[TASK ITEM] Go through the records below and set each one down exactly, leaving out any pictures.

[DATASET ENTRIES]
+++

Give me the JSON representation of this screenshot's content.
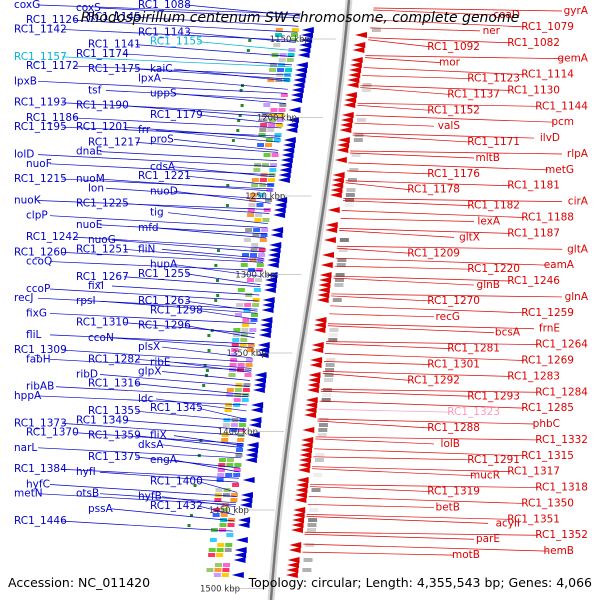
{
  "title": "Rhodospirillum centenum SW chromosome, complete genome",
  "accession_label": "Accession: NC_011420",
  "stats_label": "Topology: circular; Length: 4,355,543 bp; Genes: 4,066",
  "colors": {
    "forward": "#0000cc",
    "reverse": "#dd0000",
    "highlight": "#00b4d8",
    "highlight_reverse": "#ff99bb",
    "backbone": "#888888",
    "tick": "#228822"
  },
  "kbp_ticks": [
    "1150 kbp",
    "1200 kbp",
    "1250 kbp",
    "1300 kbp",
    "1350 kbp",
    "1400 kbp",
    "1450 kbp",
    "1500 kbp"
  ],
  "left_labels": [
    "coxG",
    "coxS",
    "RC1_1088",
    "RC1_1126",
    "RC1_1145",
    "RC1_1143",
    "RC1_1142",
    "RC1_1141",
    "RC1_1155",
    "RC1_1157",
    "RC1_1174",
    "kaiC",
    "RC1_1172",
    "RC1_1175",
    "lpxA",
    "lpxB",
    "tsf",
    "uppS",
    "RC1_1193",
    "RC1_1190",
    "RC1_1179",
    "RC1_1186",
    "RC1_1201",
    "frr",
    "RC1_1195",
    "RC1_1217",
    "proS",
    "lolD",
    "dnaE",
    "cdsA",
    "nuoF",
    "nuoM",
    "RC1_1221",
    "RC1_1215",
    "lon",
    "nuoD",
    "nuoK",
    "RC1_1225",
    "tig",
    "clpP",
    "nuoE",
    "mfd",
    "RC1_1242",
    "nuoG",
    "fliN",
    "RC1_1260",
    "RC1_1251",
    "hupA",
    "ccoQ",
    "RC1_1267",
    "RC1_1255",
    "ccoP",
    "fixI",
    "RC1_1263",
    "recJ",
    "rpsI",
    "RC1_1298",
    "fixG",
    "RC1_1310",
    "RC1_1296",
    "fliL",
    "ccoN",
    "plsX",
    "RC1_1309",
    "RC1_1282",
    "ribE",
    "fabH",
    "ribD",
    "glpX",
    "ribAB",
    "RC1_1316",
    "ldc",
    "hppA",
    "RC1_1355",
    "RC1_1345",
    "RC1_1373",
    "RC1_1349",
    "fliX",
    "RC1_1370",
    "RC1_1359",
    "dksA",
    "narL",
    "RC1_1375",
    "engA",
    "RC1_1384",
    "hyfI",
    "RC1_1400",
    "hyfC",
    "otsB",
    "hyfB",
    "metN",
    "pssA",
    "RC1_1432",
    "RC1_1446"
  ],
  "right_labels": [
    "gyrA",
    "coaD",
    "RC1_1079",
    "ner",
    "RC1_1082",
    "RC1_1092",
    "gemA",
    "mor",
    "RC1_1114",
    "RC1_1123",
    "RC1_1130",
    "RC1_1137",
    "RC1_1144",
    "RC1_1152",
    "pcm",
    "valS",
    "ilvD",
    "RC1_1171",
    "rlpA",
    "mltB",
    "metG",
    "RC1_1176",
    "RC1_1181",
    "RC1_1178",
    "cirA",
    "RC1_1182",
    "RC1_1188",
    "lexA",
    "RC1_1187",
    "gltX",
    "gltA",
    "RC1_1209",
    "eamA",
    "RC1_1220",
    "RC1_1246",
    "glnB",
    "glnA",
    "RC1_1270",
    "RC1_1259",
    "recG",
    "frnE",
    "bcsA",
    "RC1_1264",
    "RC1_1281",
    "RC1_1269",
    "RC1_1301",
    "RC1_1283",
    "RC1_1292",
    "RC1_1284",
    "RC1_1293",
    "RC1_1285",
    "RC1_1323",
    "phbC",
    "RC1_1288",
    "RC1_1332",
    "lolB",
    "RC1_1315",
    "RC1_1291",
    "RC1_1317",
    "mucR",
    "RC1_1318",
    "RC1_1319",
    "RC1_1350",
    "betB",
    "RC1_1351",
    "acylI",
    "RC1_1352",
    "parE",
    "hemB",
    "motB"
  ]
}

+++

[WRITTEN SOLUTION]
Give me the JSON representation of this screenshot's content.
{
  "title": "Rhodospirillum centenum SW chromosome, complete genome",
  "accession_label": "Accession: NC_011420",
  "stats_label": "Topology: circular; Length: 4,355,543 bp; Genes: 4,066",
  "colors": {
    "forward": "#0000cc",
    "reverse": "#dd0000",
    "highlight": "#00b4d8",
    "highlight_reverse": "#ff99bb",
    "backbone": "#888888",
    "tick": "#228822"
  },
  "kbp_ticks": [
    "1150 kbp",
    "1200 kbp",
    "1250 kbp",
    "1300 kbp",
    "1350 kbp",
    "1400 kbp",
    "1450 kbp",
    "1500 kbp"
  ],
  "left_labels": [
    "coxG",
    "coxS",
    "RC1_1088",
    "RC1_1126",
    "RC1_1145",
    "RC1_1143",
    "RC1_1142",
    "RC1_1141",
    "RC1_1155",
    "RC1_1157",
    "RC1_1174",
    "kaiC",
    "RC1_1172",
    "RC1_1175",
    "lpxA",
    "lpxB",
    "tsf",
    "uppS",
    "RC1_1193",
    "RC1_1190",
    "RC1_1179",
    "RC1_1186",
    "RC1_1201",
    "frr",
    "RC1_1195",
    "RC1_1217",
    "proS",
    "lolD",
    "dnaE",
    "cdsA",
    "nuoF",
    "nuoM",
    "RC1_1221",
    "RC1_1215",
    "lon",
    "nuoD",
    "nuoK",
    "RC1_1225",
    "tig",
    "clpP",
    "nuoE",
    "mfd",
    "RC1_1242",
    "nuoG",
    "fliN",
    "RC1_1260",
    "RC1_1251",
    "hupA",
    "ccoQ",
    "RC1_1267",
    "RC1_1255",
    "ccoP",
    "fixI",
    "RC1_1263",
    "recJ",
    "rpsI",
    "RC1_1298",
    "fixG",
    "RC1_1310",
    "RC1_1296",
    "fliL",
    "ccoN",
    "plsX",
    "RC1_1309",
    "RC1_1282",
    "ribE",
    "fabH",
    "ribD",
    "glpX",
    "ribAB",
    "RC1_1316",
    "ldc",
    "hppA",
    "RC1_1355",
    "RC1_1345",
    "RC1_1373",
    "RC1_1349",
    "fliX",
    "RC1_1370",
    "RC1_1359",
    "dksA",
    "narL",
    "RC1_1375",
    "engA",
    "RC1_1384",
    "hyfI",
    "RC1_1400",
    "hyfC",
    "otsB",
    "hyfB",
    "metN",
    "pssA",
    "RC1_1432",
    "RC1_1446"
  ],
  "right_labels": [
    "gyrA",
    "coaD",
    "RC1_1079",
    "ner",
    "RC1_1082",
    "RC1_1092",
    "gemA",
    "mor",
    "RC1_1114",
    "RC1_1123",
    "RC1_1130",
    "RC1_1137",
    "RC1_1144",
    "RC1_1152",
    "pcm",
    "valS",
    "ilvD",
    "RC1_1171",
    "rlpA",
    "mltB",
    "metG",
    "RC1_1176",
    "RC1_1181",
    "RC1_1178",
    "cirA",
    "RC1_1182",
    "RC1_1188",
    "lexA",
    "RC1_1187",
    "gltX",
    "gltA",
    "RC1_1209",
    "eamA",
    "RC1_1220",
    "RC1_1246",
    "glnB",
    "glnA",
    "RC1_1270",
    "RC1_1259",
    "recG",
    "frnE",
    "bcsA",
    "RC1_1264",
    "RC1_1281",
    "RC1_1269",
    "RC1_1301",
    "RC1_1283",
    "RC1_1292",
    "RC1_1284",
    "RC1_1293",
    "RC1_1285",
    "RC1_1323",
    "phbC",
    "RC1_1288",
    "RC1_1332",
    "lolB",
    "RC1_1315",
    "RC1_1291",
    "RC1_1317",
    "mucR",
    "RC1_1318",
    "RC1_1319",
    "RC1_1350",
    "betB",
    "RC1_1351",
    "acylI",
    "RC1_1352",
    "parE",
    "hemB",
    "motB"
  ]
}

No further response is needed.